◆ TASK DETAILS ◆
Identify every line in the records below that contains the word "name", and copy each of those lines.
--------------------
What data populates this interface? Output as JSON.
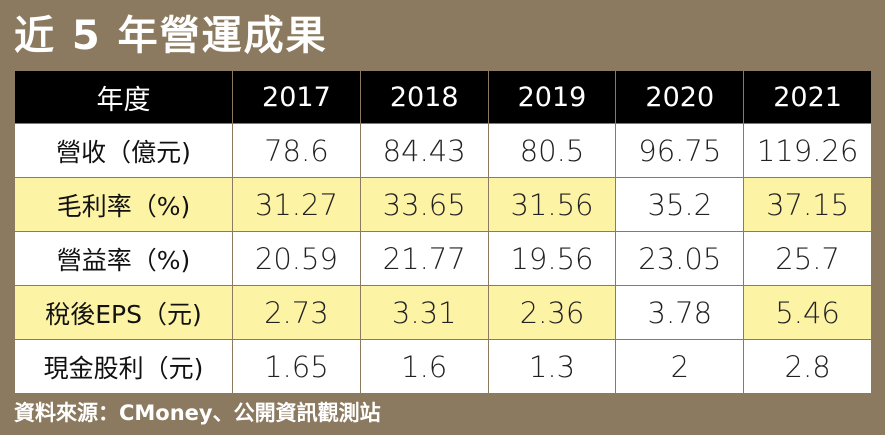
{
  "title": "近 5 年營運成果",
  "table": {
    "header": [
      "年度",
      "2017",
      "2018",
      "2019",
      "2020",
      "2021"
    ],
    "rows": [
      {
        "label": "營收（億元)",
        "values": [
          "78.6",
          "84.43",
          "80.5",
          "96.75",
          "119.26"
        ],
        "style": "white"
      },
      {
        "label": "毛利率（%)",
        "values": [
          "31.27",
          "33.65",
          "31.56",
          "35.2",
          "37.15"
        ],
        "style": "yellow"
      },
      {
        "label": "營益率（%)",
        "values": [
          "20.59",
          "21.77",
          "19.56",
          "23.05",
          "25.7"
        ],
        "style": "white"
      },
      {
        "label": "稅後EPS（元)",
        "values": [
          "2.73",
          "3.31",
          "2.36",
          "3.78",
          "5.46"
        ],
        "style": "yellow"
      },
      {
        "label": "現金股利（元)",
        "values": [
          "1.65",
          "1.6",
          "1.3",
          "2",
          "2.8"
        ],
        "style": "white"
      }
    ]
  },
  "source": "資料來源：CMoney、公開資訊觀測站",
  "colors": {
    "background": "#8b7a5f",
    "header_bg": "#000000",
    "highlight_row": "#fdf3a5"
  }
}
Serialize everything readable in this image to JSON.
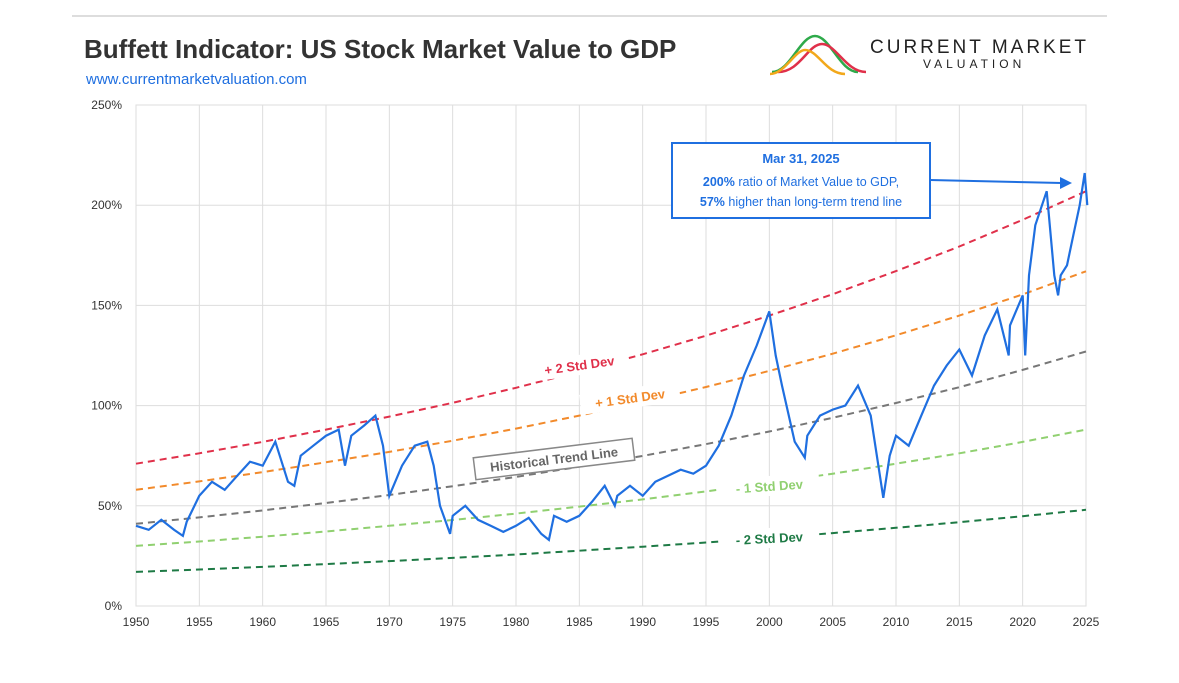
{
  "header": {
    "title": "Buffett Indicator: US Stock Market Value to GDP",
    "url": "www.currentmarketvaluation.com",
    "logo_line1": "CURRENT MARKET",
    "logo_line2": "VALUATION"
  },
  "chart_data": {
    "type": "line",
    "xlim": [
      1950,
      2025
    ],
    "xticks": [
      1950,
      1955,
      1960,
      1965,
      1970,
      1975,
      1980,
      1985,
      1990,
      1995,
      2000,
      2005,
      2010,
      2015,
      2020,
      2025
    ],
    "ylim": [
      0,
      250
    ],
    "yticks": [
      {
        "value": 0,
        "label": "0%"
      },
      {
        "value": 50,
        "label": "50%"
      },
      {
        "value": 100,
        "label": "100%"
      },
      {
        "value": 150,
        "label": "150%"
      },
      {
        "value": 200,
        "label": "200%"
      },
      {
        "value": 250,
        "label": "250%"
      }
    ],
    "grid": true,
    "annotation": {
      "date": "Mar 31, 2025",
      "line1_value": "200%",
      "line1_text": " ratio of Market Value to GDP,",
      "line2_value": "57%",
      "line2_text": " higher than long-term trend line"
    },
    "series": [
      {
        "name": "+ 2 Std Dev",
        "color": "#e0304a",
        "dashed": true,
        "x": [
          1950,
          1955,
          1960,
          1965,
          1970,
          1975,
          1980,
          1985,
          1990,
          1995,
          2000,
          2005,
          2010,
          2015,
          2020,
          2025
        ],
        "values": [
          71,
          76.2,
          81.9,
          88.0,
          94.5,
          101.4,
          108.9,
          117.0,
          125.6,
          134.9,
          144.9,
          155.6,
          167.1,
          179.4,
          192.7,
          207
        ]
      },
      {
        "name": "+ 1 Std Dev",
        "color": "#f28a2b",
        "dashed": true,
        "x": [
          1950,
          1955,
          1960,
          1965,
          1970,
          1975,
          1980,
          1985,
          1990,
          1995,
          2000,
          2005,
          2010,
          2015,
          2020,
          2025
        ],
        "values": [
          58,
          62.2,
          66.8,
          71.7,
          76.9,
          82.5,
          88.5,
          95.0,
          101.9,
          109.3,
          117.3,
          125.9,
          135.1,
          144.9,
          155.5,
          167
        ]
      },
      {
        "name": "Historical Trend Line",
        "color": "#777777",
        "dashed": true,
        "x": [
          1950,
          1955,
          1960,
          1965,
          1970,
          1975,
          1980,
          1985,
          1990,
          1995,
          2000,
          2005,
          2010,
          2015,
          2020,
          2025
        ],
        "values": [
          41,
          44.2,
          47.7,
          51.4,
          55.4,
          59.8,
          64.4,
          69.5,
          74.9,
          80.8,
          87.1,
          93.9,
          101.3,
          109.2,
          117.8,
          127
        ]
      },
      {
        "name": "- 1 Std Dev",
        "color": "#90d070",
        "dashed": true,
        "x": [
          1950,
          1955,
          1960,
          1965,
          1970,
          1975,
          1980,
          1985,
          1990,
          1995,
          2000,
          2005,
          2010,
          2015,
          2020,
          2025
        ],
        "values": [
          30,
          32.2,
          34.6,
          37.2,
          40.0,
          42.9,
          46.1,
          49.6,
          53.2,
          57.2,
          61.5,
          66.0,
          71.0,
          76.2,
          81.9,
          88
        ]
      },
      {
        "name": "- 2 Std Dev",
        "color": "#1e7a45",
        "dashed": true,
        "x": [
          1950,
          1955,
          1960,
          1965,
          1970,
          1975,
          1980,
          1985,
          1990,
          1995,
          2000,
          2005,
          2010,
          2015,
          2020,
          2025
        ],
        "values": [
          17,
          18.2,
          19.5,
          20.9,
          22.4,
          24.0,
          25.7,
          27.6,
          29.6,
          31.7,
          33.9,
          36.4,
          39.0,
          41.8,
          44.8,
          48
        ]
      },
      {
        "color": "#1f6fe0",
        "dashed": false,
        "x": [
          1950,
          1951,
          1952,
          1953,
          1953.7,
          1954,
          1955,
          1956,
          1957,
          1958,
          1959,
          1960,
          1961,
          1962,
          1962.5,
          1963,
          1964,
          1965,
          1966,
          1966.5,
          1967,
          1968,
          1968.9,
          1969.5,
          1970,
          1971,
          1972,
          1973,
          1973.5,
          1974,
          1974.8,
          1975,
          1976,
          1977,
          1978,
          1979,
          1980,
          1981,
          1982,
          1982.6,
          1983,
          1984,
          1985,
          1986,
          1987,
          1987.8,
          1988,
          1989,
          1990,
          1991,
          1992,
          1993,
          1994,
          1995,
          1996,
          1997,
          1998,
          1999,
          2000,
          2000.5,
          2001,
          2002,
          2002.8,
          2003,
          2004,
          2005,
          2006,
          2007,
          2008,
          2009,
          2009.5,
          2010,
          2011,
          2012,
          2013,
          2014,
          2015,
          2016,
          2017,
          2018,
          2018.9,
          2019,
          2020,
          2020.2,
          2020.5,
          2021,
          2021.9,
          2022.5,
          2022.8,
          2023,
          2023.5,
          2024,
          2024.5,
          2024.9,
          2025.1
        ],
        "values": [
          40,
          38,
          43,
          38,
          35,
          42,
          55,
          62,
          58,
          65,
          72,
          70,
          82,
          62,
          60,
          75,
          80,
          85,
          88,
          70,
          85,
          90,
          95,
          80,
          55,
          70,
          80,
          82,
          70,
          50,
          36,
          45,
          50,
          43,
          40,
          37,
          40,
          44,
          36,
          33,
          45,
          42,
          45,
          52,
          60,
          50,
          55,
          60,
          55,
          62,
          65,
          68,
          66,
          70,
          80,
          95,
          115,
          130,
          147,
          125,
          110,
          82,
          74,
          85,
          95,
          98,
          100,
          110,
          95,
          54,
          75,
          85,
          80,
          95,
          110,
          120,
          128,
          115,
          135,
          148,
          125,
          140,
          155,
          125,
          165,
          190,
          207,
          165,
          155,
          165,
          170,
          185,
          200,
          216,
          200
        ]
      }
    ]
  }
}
--------------------
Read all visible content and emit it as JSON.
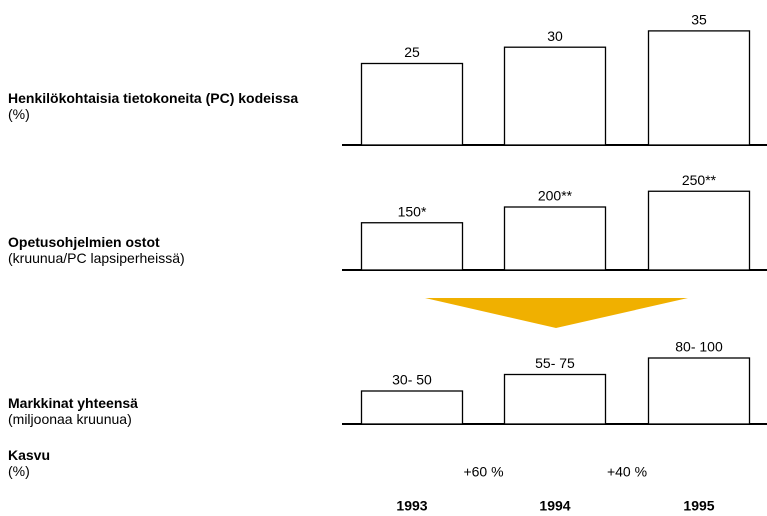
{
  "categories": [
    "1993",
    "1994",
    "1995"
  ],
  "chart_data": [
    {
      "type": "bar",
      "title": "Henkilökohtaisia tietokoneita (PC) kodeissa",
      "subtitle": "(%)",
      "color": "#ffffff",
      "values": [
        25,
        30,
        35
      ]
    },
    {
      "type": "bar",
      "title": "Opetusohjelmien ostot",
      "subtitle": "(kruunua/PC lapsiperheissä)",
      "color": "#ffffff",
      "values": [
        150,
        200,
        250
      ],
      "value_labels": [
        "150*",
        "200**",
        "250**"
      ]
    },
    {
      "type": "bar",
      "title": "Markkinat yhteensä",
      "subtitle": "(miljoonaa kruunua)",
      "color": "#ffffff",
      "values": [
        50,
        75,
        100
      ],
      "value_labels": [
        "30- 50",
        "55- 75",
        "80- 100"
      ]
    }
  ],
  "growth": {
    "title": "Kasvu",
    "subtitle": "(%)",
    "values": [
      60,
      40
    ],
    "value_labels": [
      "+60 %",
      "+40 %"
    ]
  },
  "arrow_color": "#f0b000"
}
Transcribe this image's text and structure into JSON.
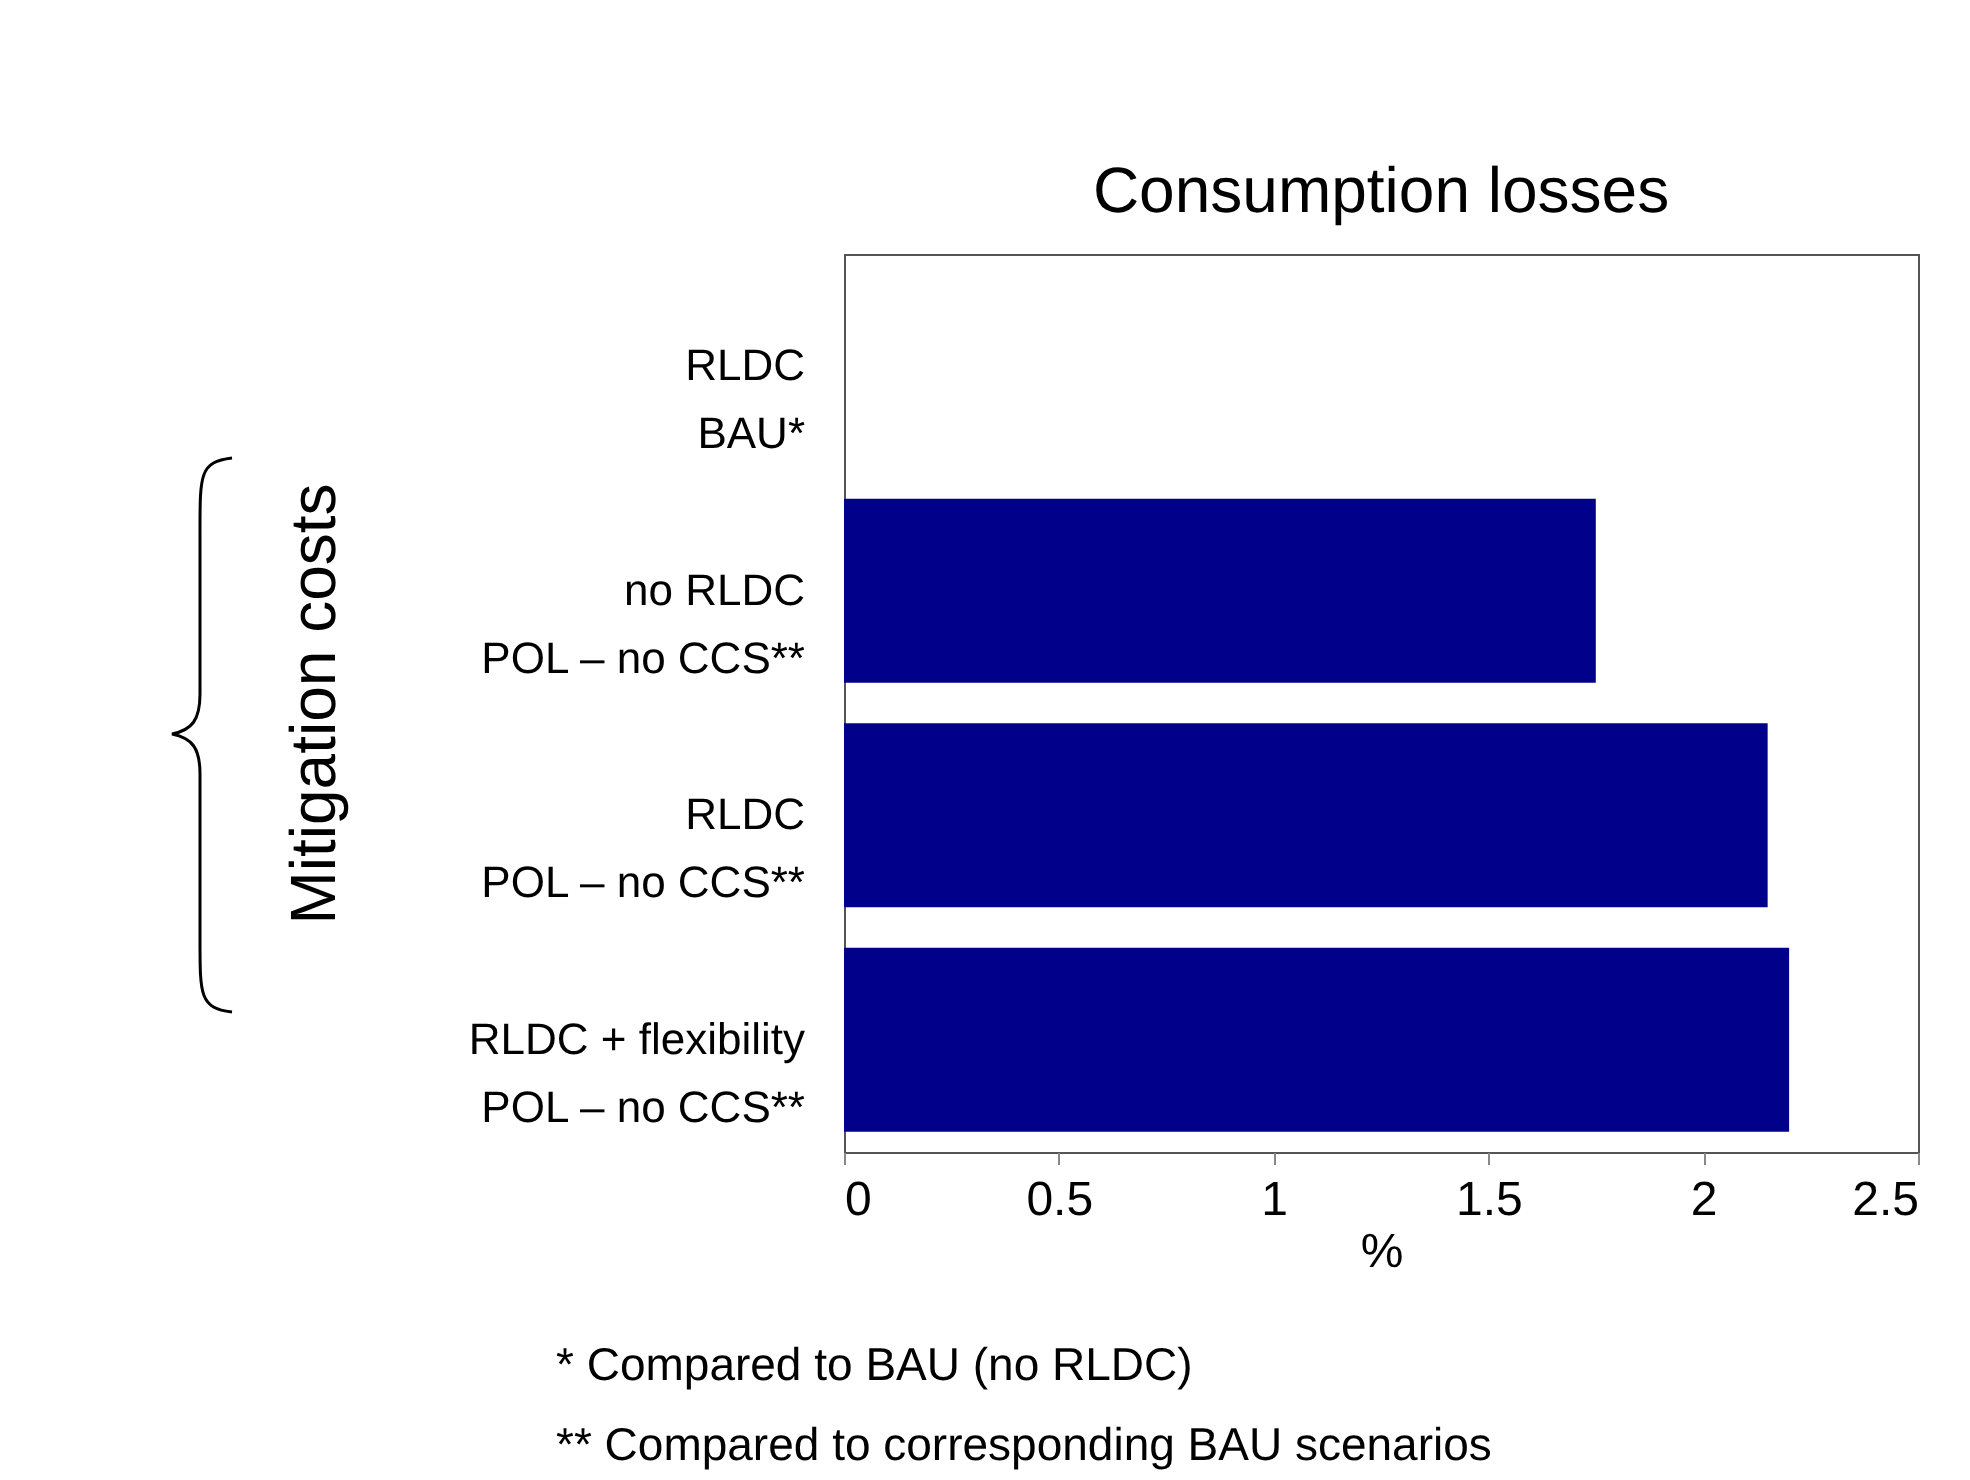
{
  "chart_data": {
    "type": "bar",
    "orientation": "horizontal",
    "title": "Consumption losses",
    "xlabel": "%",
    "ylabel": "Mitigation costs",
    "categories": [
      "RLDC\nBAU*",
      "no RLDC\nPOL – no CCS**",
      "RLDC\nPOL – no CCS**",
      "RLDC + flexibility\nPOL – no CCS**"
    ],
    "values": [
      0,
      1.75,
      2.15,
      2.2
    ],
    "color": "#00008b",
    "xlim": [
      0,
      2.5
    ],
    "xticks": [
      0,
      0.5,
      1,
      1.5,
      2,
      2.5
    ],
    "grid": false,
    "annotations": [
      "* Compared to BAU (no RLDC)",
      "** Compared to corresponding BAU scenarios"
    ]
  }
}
--------------------
◆ SOLUTION TO THE EXERCISE ◆
        "name": "+ 2 Std Dev",
        "name": "+ 1 Std Dev",
        "name": "Historical Trend Line",
        "name": "- 1 Std Dev",
        "name": "- 2 Std Dev",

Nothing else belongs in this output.